====== DATA EXCERPTS
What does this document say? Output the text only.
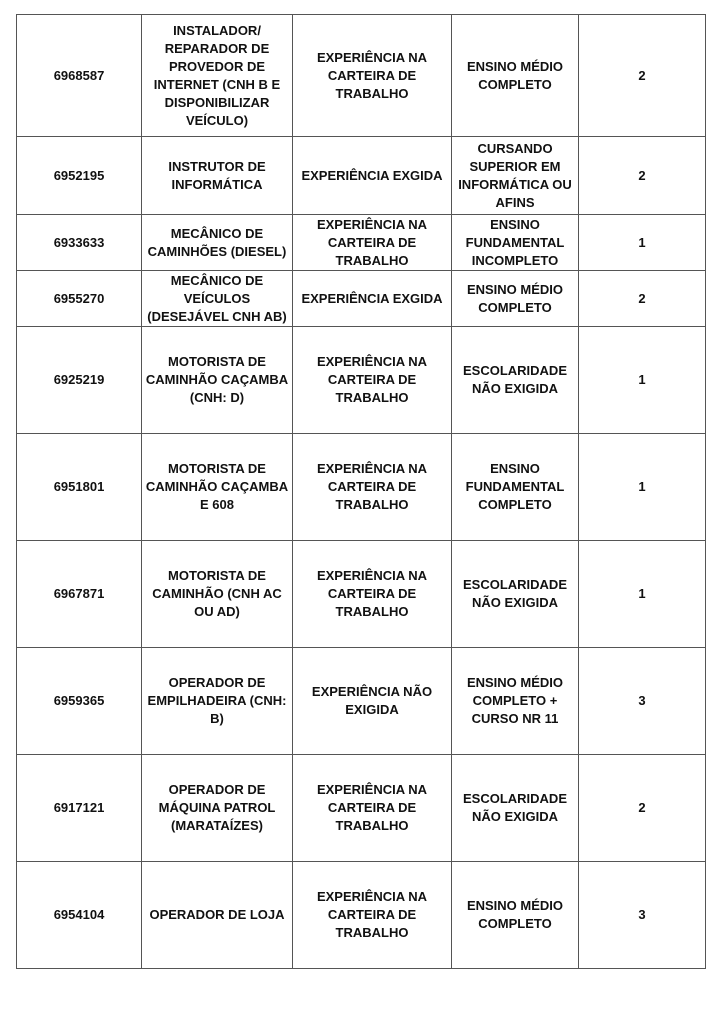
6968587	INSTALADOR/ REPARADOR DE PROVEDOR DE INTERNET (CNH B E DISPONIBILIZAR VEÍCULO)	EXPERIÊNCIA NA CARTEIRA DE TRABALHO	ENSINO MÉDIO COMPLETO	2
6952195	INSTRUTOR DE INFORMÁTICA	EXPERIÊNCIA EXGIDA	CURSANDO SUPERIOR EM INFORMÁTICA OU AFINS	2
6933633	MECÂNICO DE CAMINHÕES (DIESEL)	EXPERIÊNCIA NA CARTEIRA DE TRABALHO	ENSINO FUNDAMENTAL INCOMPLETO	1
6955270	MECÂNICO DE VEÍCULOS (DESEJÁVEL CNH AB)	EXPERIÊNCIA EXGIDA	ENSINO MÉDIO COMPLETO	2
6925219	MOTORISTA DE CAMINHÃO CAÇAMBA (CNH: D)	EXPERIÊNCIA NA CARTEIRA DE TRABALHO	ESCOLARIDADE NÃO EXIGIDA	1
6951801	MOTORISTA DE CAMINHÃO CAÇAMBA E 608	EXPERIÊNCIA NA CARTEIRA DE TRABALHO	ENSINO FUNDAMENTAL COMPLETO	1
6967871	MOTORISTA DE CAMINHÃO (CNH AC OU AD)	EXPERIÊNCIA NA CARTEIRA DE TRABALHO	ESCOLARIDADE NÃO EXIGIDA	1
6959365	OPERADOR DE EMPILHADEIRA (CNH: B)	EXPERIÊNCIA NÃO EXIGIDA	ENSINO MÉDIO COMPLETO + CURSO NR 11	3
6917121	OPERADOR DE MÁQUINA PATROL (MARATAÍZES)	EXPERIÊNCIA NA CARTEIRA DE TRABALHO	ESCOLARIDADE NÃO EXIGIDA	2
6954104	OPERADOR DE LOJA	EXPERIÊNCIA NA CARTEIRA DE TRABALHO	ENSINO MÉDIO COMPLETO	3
============
- [EXERCISE TASK]: Give only the number of lines in the entries above that hold the string "ESCOLARIDADE".

- [IN RESPONSE]: 3